- WHAT YOU WILL DO
Determine how many lines contain the string "może", then reply with that figure only.

- INFORMATION GIVEN
**********
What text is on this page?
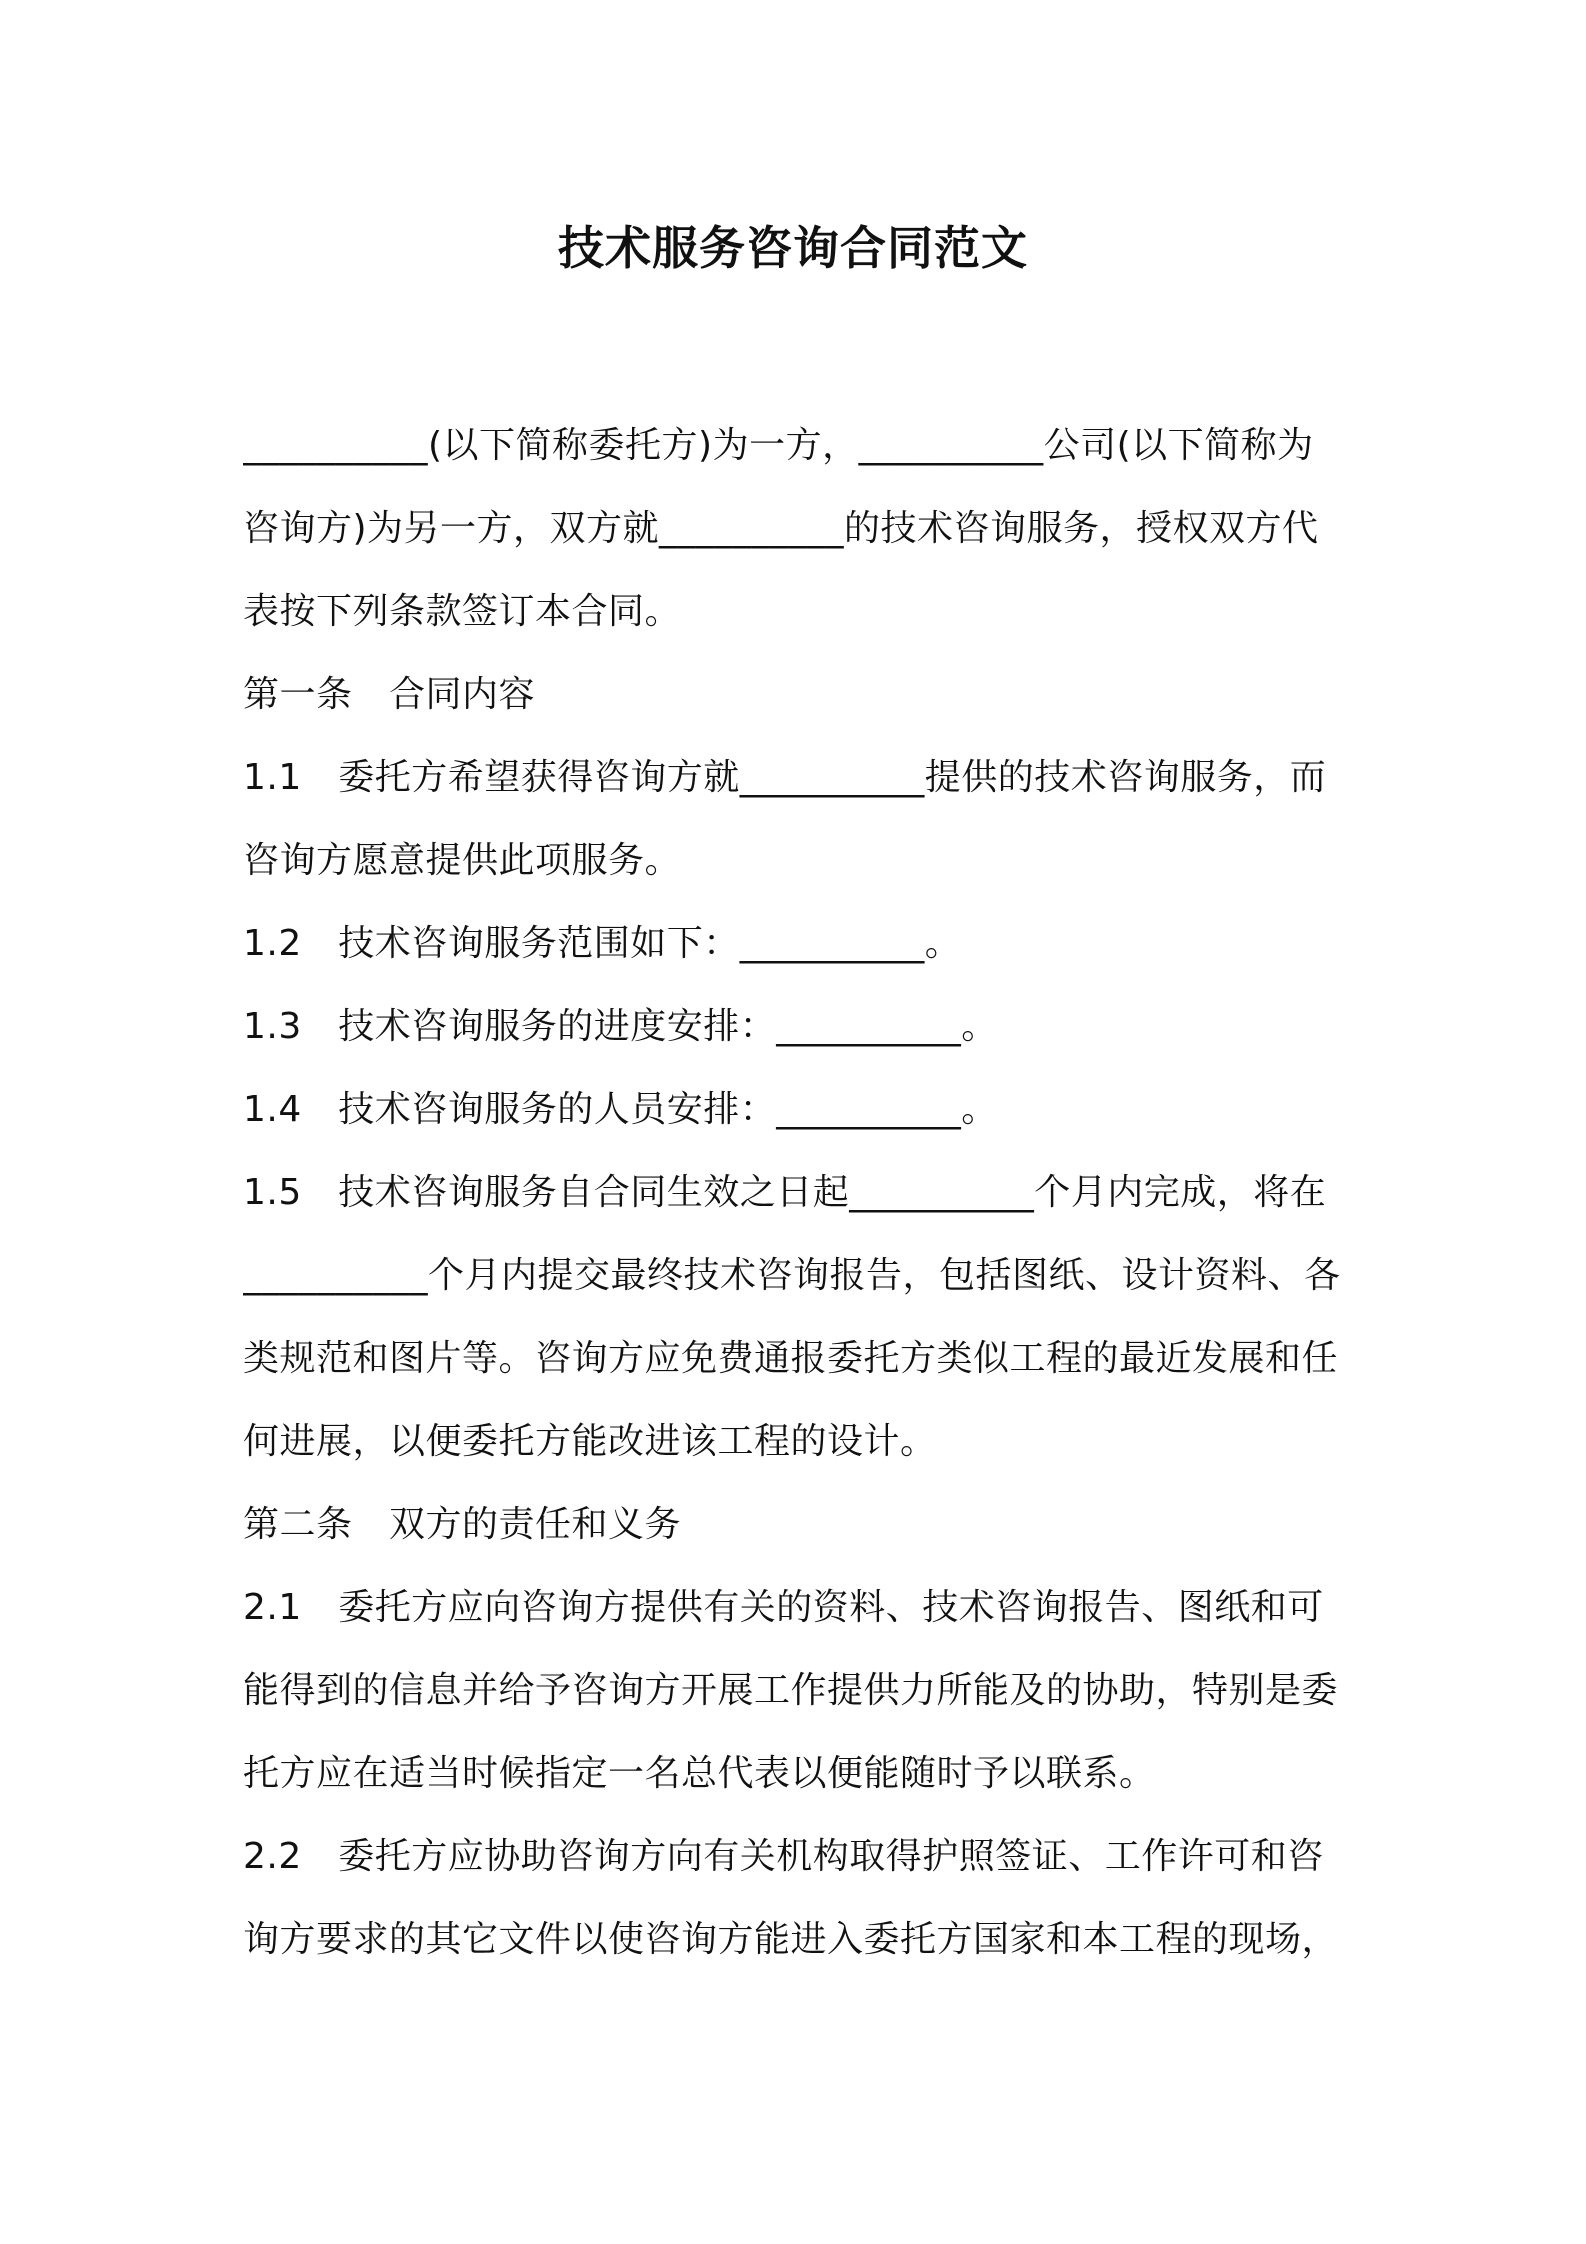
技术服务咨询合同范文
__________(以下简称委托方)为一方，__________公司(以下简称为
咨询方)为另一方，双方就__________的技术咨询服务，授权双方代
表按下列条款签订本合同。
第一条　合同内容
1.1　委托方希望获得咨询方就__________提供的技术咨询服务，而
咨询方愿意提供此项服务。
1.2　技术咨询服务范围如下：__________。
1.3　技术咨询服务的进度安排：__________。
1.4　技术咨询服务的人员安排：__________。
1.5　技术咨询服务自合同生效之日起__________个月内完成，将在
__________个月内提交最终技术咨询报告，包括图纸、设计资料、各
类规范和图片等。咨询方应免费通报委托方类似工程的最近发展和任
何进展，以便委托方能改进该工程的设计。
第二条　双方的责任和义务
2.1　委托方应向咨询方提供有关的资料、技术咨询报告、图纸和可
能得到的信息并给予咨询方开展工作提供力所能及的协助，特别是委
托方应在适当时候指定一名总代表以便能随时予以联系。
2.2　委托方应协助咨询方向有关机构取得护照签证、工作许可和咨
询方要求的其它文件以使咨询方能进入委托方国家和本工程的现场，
**********
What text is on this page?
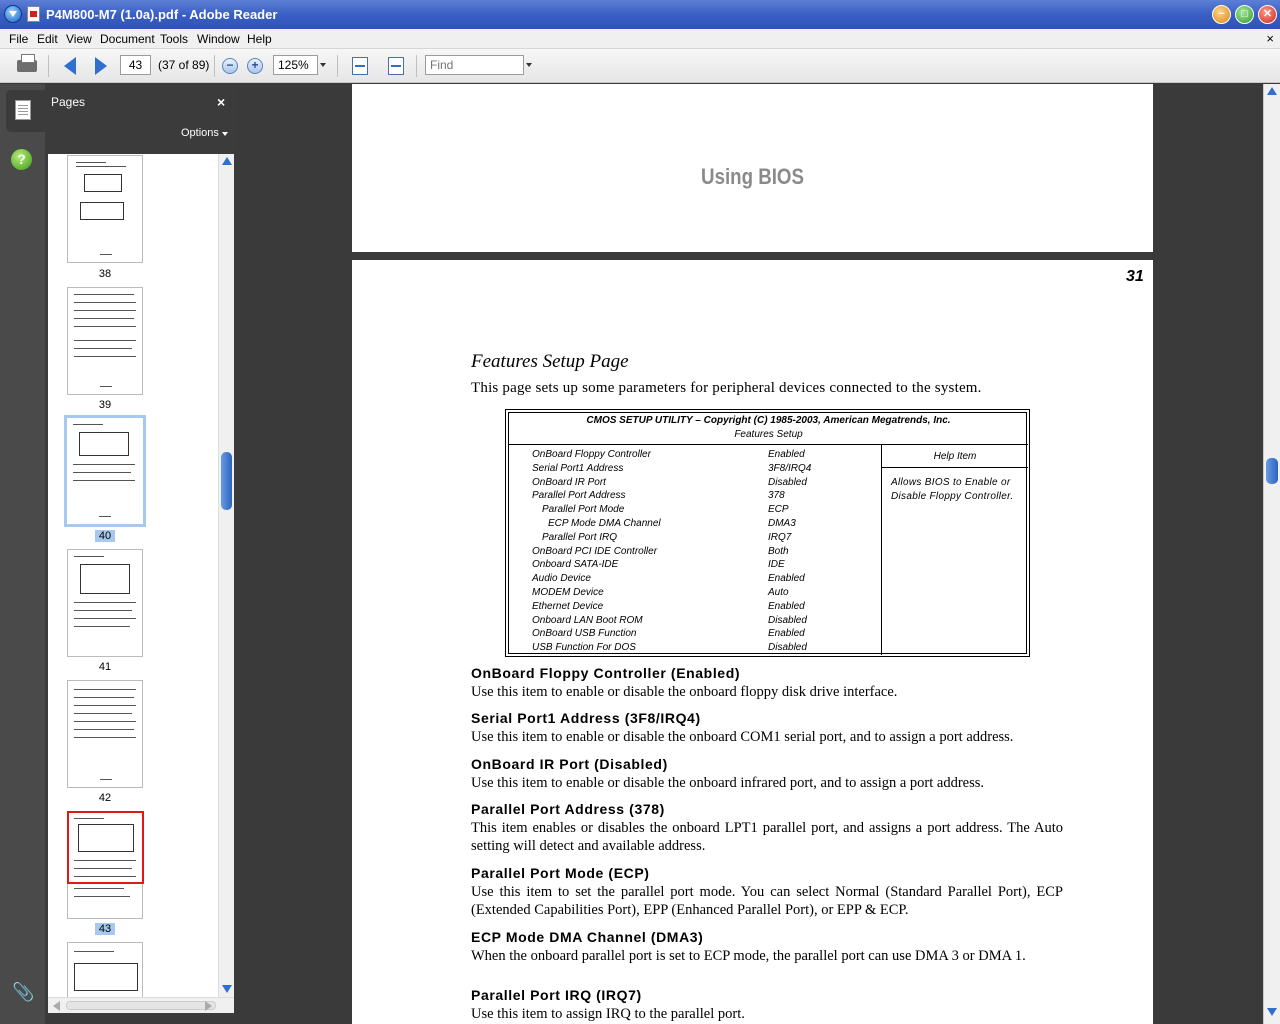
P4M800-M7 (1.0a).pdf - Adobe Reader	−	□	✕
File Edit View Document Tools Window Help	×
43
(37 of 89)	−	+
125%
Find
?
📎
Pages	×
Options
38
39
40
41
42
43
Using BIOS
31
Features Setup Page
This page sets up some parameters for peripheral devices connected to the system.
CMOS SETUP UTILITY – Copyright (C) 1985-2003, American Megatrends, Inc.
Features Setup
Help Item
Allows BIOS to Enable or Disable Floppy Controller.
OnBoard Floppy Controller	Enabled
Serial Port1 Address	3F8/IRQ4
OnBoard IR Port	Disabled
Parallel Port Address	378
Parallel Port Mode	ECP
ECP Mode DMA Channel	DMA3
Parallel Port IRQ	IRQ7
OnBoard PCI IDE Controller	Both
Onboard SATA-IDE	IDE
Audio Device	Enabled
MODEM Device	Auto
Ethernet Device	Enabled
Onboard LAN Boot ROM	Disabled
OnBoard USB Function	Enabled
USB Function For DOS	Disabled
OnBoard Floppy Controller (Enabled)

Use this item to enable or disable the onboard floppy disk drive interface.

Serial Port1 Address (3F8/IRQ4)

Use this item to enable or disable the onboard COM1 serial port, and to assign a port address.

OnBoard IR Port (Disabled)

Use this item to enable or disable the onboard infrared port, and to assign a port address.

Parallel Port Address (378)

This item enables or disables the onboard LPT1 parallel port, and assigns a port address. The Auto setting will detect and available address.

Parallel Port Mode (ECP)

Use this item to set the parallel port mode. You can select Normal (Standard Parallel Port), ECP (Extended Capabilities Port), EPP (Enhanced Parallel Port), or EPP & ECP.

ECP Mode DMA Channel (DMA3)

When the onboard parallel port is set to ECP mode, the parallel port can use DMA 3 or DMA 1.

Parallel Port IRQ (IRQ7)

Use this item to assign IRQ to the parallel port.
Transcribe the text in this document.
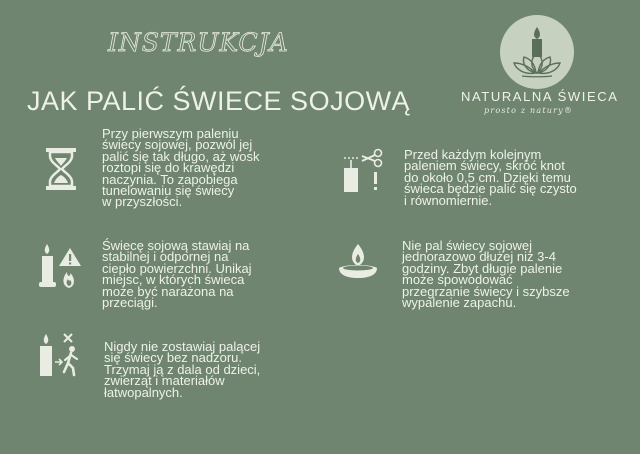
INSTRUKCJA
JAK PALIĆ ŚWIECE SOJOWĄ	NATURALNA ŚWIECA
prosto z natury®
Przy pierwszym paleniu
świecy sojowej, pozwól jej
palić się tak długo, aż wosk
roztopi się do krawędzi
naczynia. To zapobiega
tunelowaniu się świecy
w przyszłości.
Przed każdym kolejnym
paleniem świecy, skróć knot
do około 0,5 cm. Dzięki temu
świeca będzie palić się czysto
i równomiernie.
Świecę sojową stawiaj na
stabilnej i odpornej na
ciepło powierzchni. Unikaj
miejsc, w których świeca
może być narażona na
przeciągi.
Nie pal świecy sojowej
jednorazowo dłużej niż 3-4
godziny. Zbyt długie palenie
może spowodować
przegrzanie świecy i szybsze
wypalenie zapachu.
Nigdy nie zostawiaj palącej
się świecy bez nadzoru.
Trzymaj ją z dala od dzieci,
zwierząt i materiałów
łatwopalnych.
**********
- SOLUTION TO THE EXERCISE
2